» **Description of the task**
Across the entries below, count the lines in which the word "type" occurs. Reply with the count alone.

________

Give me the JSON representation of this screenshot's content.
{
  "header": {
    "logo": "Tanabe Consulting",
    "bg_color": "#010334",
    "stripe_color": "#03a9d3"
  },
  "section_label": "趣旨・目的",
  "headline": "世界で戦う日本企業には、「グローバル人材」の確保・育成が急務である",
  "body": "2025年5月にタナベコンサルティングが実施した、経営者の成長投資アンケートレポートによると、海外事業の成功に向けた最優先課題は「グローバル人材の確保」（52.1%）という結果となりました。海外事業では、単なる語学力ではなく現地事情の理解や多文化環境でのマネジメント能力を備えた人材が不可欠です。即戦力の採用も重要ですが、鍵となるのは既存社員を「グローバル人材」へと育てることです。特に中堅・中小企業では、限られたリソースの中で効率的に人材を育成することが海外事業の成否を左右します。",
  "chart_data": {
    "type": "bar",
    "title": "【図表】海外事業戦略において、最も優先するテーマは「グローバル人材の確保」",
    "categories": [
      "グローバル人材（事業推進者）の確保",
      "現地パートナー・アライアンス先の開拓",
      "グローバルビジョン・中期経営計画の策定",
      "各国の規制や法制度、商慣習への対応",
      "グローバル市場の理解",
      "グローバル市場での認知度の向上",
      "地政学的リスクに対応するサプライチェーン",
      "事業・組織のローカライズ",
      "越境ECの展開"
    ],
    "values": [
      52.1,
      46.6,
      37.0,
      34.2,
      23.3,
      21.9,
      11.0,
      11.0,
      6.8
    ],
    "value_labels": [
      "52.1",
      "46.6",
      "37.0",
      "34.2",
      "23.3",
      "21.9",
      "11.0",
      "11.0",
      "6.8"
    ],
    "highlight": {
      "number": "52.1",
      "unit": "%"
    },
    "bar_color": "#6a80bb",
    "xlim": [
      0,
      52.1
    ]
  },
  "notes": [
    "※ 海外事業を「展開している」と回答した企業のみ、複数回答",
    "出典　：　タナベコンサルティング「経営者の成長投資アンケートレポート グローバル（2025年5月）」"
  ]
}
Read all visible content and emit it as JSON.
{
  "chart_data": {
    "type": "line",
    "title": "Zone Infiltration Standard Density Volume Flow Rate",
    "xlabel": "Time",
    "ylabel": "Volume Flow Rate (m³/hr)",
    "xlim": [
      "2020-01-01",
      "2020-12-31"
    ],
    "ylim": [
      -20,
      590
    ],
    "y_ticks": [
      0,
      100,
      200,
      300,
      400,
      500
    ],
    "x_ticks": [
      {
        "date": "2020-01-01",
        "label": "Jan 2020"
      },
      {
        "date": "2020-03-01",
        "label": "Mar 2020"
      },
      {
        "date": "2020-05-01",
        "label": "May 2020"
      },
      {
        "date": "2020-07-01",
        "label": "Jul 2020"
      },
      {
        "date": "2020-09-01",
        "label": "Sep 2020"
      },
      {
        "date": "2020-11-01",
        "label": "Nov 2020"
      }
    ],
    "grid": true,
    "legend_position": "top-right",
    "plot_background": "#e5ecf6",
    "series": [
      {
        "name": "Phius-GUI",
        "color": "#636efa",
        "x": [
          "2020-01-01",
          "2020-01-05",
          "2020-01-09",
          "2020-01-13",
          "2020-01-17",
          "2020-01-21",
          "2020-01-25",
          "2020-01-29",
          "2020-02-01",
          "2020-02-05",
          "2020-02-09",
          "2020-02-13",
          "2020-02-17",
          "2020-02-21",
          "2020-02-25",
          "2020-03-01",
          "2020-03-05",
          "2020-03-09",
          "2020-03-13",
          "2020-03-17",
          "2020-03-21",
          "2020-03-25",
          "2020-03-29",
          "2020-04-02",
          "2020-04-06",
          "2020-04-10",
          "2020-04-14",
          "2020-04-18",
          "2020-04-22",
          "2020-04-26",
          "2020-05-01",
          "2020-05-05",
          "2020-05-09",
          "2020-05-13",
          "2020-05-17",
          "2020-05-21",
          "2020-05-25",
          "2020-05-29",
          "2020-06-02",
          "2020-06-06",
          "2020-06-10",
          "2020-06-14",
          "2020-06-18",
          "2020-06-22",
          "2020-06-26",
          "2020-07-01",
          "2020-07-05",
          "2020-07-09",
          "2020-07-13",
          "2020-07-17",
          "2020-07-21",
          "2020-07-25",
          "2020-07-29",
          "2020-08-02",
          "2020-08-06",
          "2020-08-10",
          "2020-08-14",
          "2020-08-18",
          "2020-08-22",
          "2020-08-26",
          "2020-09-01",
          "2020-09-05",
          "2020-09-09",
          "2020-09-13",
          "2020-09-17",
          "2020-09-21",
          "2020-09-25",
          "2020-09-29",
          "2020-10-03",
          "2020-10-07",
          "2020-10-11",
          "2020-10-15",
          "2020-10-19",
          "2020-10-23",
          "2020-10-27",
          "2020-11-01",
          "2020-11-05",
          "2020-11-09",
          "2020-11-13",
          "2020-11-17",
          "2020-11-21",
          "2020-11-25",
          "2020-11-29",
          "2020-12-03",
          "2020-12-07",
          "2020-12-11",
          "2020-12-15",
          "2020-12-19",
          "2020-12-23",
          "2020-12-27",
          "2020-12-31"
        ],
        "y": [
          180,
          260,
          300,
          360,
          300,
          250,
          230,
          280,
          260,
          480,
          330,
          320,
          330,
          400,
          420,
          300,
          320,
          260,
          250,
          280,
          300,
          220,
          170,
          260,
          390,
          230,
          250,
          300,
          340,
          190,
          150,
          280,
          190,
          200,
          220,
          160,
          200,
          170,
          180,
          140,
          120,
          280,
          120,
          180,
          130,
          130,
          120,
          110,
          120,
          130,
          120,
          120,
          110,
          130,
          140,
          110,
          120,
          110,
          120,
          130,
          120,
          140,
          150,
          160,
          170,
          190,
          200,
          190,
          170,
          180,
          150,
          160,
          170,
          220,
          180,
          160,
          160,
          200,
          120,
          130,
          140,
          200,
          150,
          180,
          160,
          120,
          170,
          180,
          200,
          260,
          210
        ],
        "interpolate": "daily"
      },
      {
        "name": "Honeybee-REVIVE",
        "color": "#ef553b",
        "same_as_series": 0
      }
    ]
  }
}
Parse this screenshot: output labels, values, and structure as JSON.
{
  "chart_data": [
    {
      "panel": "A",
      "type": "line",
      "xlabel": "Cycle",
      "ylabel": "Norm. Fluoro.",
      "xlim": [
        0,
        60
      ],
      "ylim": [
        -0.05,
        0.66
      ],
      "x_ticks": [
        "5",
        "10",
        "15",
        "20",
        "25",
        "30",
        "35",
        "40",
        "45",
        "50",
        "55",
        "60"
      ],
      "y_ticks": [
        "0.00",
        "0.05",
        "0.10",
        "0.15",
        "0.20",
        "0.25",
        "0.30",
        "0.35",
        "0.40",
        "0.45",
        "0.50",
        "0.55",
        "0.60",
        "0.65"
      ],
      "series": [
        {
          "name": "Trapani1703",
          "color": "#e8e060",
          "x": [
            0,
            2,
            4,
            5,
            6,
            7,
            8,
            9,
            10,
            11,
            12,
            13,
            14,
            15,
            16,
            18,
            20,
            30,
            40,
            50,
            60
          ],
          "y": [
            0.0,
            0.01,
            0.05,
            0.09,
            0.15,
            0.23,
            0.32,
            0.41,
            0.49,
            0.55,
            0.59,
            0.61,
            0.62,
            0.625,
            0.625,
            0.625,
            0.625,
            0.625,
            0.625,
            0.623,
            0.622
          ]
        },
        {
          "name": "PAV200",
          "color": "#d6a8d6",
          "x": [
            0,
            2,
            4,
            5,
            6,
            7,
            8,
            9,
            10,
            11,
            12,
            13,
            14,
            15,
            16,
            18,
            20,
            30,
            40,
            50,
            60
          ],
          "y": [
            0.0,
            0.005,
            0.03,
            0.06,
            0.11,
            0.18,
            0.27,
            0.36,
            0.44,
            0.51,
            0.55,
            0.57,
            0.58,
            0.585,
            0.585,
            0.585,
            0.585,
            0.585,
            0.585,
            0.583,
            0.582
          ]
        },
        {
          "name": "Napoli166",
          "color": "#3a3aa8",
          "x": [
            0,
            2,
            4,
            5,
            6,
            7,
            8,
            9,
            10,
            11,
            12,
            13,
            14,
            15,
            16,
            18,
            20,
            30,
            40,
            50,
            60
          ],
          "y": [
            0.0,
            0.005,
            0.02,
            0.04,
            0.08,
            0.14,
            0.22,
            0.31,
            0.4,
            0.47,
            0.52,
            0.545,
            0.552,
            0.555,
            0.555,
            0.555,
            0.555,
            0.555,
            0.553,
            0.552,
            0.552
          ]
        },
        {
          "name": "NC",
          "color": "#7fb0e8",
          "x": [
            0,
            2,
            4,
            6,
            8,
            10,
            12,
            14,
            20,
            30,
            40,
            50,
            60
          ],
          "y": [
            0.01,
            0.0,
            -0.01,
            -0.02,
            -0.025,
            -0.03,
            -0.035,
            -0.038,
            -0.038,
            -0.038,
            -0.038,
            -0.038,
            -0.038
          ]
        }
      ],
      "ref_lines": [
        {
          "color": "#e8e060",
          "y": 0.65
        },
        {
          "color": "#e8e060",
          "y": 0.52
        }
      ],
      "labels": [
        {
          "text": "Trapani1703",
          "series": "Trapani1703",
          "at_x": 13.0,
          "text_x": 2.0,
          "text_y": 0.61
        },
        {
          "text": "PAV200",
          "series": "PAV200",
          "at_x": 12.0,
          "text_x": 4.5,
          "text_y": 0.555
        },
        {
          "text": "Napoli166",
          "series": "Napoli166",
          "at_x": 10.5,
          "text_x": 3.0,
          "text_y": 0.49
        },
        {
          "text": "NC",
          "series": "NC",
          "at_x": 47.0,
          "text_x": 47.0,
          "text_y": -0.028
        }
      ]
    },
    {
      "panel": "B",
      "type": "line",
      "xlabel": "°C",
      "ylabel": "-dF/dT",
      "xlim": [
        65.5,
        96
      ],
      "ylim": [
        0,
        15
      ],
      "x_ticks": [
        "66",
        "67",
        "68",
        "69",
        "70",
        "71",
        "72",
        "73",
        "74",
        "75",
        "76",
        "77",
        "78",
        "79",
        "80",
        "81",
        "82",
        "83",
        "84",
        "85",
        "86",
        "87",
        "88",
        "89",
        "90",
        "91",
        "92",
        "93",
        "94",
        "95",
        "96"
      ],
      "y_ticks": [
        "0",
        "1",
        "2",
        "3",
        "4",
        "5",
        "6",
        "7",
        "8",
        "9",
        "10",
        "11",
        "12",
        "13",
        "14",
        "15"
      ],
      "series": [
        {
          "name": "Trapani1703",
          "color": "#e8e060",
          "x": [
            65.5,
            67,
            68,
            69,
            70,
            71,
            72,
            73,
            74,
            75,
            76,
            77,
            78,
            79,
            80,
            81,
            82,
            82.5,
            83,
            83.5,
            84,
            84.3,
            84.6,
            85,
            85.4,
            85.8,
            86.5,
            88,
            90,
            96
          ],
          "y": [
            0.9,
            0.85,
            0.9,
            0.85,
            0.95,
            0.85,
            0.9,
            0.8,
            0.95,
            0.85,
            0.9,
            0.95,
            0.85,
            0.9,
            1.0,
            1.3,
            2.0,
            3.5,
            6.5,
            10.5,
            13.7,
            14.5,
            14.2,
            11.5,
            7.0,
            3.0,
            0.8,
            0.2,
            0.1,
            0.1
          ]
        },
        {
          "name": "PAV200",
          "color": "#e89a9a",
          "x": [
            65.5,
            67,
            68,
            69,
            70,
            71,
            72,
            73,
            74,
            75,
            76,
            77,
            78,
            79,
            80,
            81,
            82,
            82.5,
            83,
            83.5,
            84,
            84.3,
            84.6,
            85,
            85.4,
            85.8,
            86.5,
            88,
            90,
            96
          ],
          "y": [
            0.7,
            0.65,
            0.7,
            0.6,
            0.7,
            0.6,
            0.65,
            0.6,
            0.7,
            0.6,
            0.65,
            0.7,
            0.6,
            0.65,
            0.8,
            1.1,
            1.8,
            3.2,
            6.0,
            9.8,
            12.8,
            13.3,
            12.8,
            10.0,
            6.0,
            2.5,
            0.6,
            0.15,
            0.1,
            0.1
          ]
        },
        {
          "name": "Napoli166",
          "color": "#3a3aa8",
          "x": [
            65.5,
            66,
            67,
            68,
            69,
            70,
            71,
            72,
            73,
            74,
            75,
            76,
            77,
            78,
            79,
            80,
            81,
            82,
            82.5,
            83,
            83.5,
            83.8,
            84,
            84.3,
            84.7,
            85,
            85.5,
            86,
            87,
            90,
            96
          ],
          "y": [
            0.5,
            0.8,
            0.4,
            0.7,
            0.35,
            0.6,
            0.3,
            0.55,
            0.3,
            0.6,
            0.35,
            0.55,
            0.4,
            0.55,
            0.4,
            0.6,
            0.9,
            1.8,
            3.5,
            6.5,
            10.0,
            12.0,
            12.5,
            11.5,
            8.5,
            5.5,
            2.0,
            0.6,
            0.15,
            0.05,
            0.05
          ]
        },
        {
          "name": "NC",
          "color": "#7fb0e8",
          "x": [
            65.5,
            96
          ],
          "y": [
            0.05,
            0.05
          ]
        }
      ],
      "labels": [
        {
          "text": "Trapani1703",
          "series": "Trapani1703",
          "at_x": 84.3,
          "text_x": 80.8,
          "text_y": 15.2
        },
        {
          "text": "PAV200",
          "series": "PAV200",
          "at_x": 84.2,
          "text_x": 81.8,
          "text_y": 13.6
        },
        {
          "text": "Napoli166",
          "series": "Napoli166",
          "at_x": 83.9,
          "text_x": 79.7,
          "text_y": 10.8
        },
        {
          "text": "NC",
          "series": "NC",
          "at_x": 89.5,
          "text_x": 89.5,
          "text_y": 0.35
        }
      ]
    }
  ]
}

________

» **Task output**
4